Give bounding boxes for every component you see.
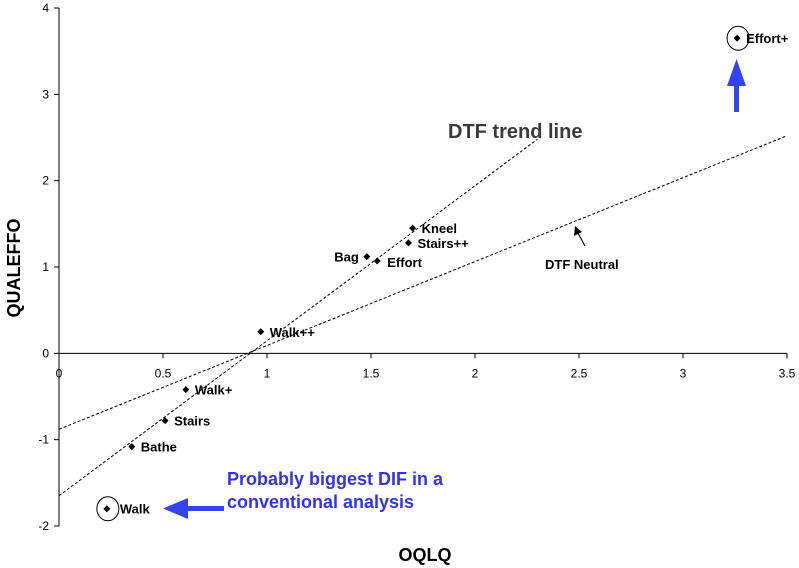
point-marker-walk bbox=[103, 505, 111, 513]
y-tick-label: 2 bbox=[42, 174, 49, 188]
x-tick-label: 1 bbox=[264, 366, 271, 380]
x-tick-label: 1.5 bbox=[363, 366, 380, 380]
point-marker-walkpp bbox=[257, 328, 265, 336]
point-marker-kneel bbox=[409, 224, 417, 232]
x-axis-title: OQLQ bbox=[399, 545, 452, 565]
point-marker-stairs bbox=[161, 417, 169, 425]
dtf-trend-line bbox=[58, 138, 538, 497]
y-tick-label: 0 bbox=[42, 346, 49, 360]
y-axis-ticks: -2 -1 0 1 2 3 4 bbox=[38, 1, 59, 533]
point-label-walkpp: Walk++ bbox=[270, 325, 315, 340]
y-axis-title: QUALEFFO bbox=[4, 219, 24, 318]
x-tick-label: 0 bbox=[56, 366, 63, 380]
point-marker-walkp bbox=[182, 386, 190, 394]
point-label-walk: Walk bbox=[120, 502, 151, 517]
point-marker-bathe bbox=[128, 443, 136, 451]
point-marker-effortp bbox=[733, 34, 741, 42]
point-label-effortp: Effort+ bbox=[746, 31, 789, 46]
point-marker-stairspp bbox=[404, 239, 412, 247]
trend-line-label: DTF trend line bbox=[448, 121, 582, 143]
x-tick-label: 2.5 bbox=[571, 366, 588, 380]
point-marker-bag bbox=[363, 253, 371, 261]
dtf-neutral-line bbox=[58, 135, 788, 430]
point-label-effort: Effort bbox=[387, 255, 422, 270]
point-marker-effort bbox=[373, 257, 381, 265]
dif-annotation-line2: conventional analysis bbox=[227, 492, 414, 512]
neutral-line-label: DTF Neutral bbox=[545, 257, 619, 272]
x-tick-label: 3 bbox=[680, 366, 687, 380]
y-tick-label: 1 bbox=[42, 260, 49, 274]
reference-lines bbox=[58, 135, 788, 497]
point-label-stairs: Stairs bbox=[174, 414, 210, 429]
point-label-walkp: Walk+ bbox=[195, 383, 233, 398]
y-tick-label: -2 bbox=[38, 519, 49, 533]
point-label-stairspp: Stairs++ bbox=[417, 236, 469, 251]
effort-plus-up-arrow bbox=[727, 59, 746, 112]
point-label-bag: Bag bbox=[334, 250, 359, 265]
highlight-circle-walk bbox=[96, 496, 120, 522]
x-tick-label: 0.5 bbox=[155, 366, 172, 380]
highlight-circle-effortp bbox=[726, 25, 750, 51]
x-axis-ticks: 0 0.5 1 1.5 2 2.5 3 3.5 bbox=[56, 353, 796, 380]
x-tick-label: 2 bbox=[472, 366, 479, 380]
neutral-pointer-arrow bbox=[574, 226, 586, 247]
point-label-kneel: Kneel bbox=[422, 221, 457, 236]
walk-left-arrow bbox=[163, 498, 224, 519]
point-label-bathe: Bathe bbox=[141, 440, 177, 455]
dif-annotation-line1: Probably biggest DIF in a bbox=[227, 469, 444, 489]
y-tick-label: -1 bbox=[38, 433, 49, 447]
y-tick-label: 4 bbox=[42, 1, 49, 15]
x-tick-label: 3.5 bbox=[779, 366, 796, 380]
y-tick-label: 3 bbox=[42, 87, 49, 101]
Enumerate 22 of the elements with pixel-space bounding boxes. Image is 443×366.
====
Problem to solve: Write out the lines of the records above word for word, starting at the line that contains "point-marker-walk bbox=[103, 505, 111, 513]" and ending at the line that contains "point-label-bag: Bag bbox=[334, 250, 359, 265]", both included.

Expected answer:
point-marker-walk bbox=[103, 505, 111, 513]
y-tick-label: 2 bbox=[42, 174, 49, 188]
x-tick-label: 1 bbox=[264, 366, 271, 380]
x-tick-label: 1.5 bbox=[363, 366, 380, 380]
point-marker-walkpp bbox=[257, 328, 265, 336]
point-marker-kneel bbox=[409, 224, 417, 232]
x-axis-title: OQLQ bbox=[399, 545, 452, 565]
point-marker-stairs bbox=[161, 417, 169, 425]
dtf-trend-line bbox=[58, 138, 538, 497]
y-tick-label: 0 bbox=[42, 346, 49, 360]
y-axis-ticks: -2 -1 0 1 2 3 4 bbox=[38, 1, 59, 533]
point-label-walkpp: Walk++ bbox=[270, 325, 315, 340]
y-axis-title: QUALEFFO bbox=[4, 219, 24, 318]
x-tick-label: 0 bbox=[56, 366, 63, 380]
point-marker-walkp bbox=[182, 386, 190, 394]
point-label-walk: Walk bbox=[120, 502, 151, 517]
point-marker-bathe bbox=[128, 443, 136, 451]
point-marker-effortp bbox=[733, 34, 741, 42]
point-label-effortp: Effort+ bbox=[746, 31, 789, 46]
point-marker-stairspp bbox=[404, 239, 412, 247]
trend-line-label: DTF trend line bbox=[448, 121, 582, 143]
x-tick-label: 2.5 bbox=[571, 366, 588, 380]
point-marker-bag bbox=[363, 253, 371, 261]
dtf-neutral-line bbox=[58, 135, 788, 430]
point-label-effort: Effort bbox=[387, 255, 422, 270]
point-marker-effort bbox=[373, 257, 381, 265]
dif-annotation-line2: conventional analysis bbox=[227, 492, 414, 512]
neutral-line-label: DTF Neutral bbox=[545, 257, 619, 272]
x-tick-label: 3 bbox=[680, 366, 687, 380]
y-tick-label: 1 bbox=[42, 260, 49, 274]
reference-lines bbox=[58, 135, 788, 497]
point-label-stairs: Stairs bbox=[174, 414, 210, 429]
point-label-walkp: Walk+ bbox=[195, 383, 233, 398]
y-tick-label: -2 bbox=[38, 519, 49, 533]
point-label-stairspp: Stairs++ bbox=[417, 236, 469, 251]
effort-plus-up-arrow bbox=[727, 59, 746, 112]
point-label-bag: Bag bbox=[334, 250, 359, 265]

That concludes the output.